__Your goal__. Transcribe the entries that follow exactly as they appear, minus pictures.

-- Begin --

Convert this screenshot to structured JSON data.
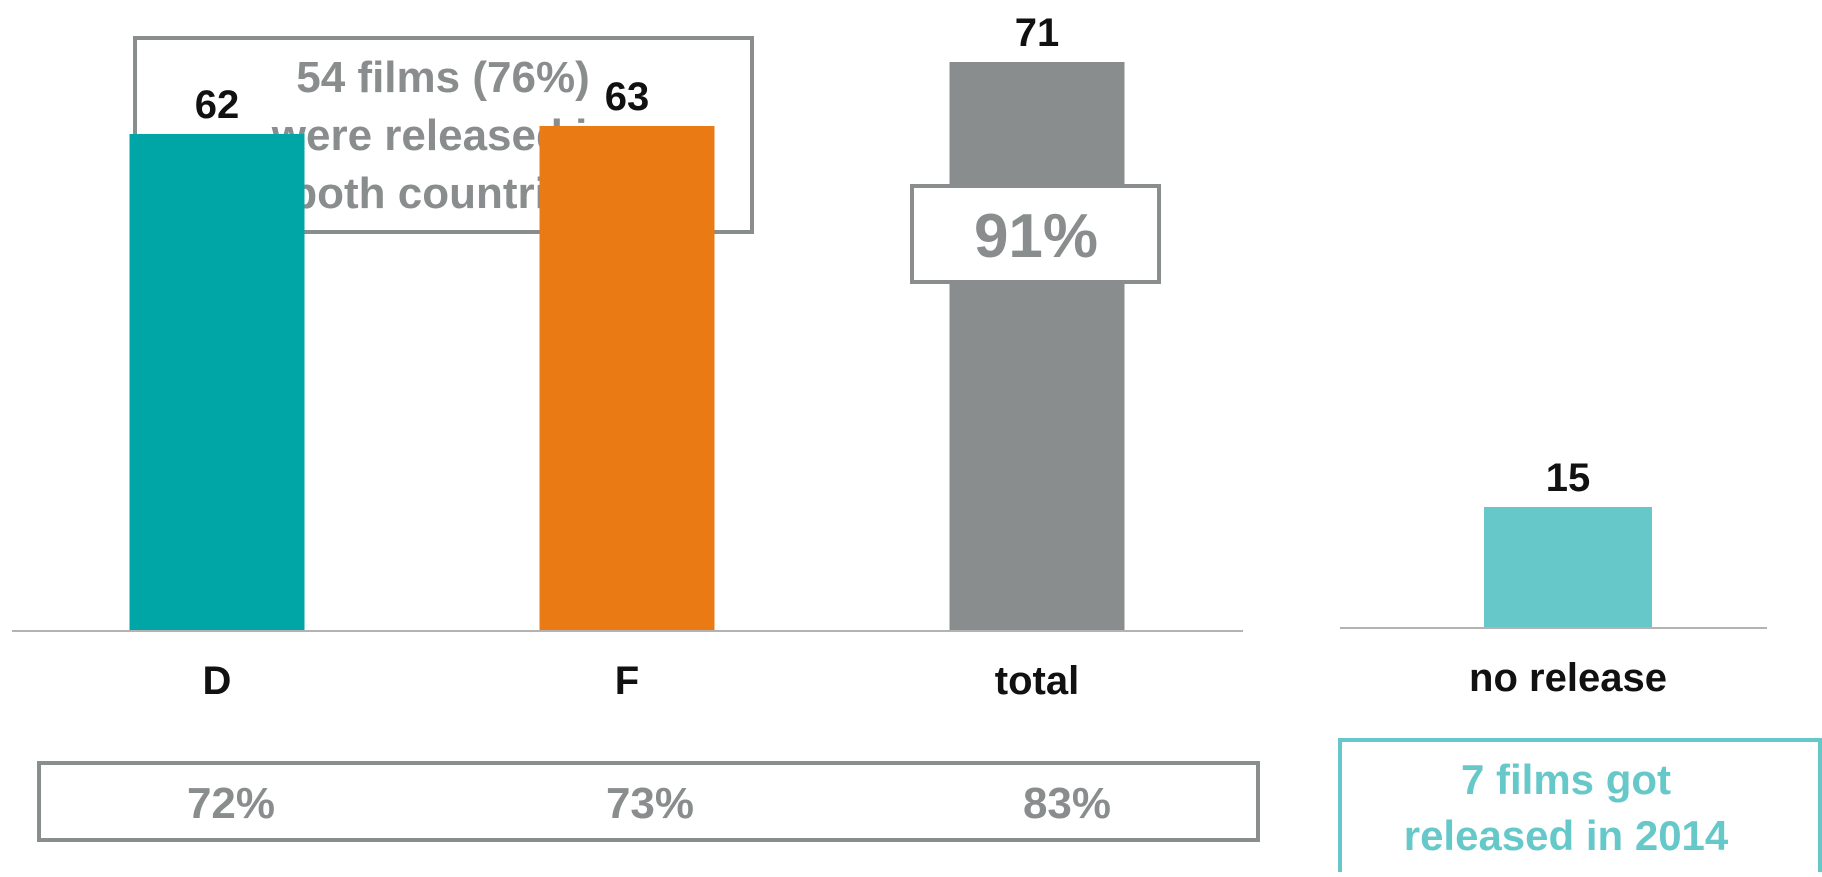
{
  "chart_data": [
    {
      "type": "bar",
      "categories": [
        "D",
        "F",
        "total"
      ],
      "values": [
        62,
        63,
        71
      ],
      "colors": [
        "#00a5a5",
        "#ea7b14",
        "#8a8d8d"
      ],
      "percent_row": [
        "72%",
        "73%",
        "83%"
      ],
      "total_percent_label": "91%",
      "annotation": [
        "54 films (76%)",
        "were released in",
        "both countries"
      ],
      "ylim": [
        0,
        71
      ],
      "grid": false
    },
    {
      "type": "bar",
      "categories": [
        "no release"
      ],
      "values": [
        15
      ],
      "colors": [
        "#66c8c8"
      ],
      "annotation": [
        "7 films got",
        "released in 2014"
      ],
      "ylim": [
        0,
        71
      ],
      "grid": false
    }
  ],
  "colors": {
    "label_text": "#111111",
    "annotation_gray": "#8a8d8d",
    "annotation_teal": "#66c8c8",
    "axis": "#9a9a9a"
  }
}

-- End --

__The solution__.
Convert this screenshot to structured JSON data.
{
  "chart_data": [
    {
      "type": "bar",
      "categories": [
        "D",
        "F",
        "total"
      ],
      "values": [
        62,
        63,
        71
      ],
      "colors": [
        "#00a5a5",
        "#ea7b14",
        "#8a8d8d"
      ],
      "percent_row": [
        "72%",
        "73%",
        "83%"
      ],
      "total_percent_label": "91%",
      "annotation": [
        "54 films (76%)",
        "were released in",
        "both countries"
      ],
      "ylim": [
        0,
        71
      ],
      "grid": false
    },
    {
      "type": "bar",
      "categories": [
        "no release"
      ],
      "values": [
        15
      ],
      "colors": [
        "#66c8c8"
      ],
      "annotation": [
        "7 films got",
        "released in 2014"
      ],
      "ylim": [
        0,
        71
      ],
      "grid": false
    }
  ],
  "colors": {
    "label_text": "#111111",
    "annotation_gray": "#8a8d8d",
    "annotation_teal": "#66c8c8",
    "axis": "#9a9a9a"
  }
}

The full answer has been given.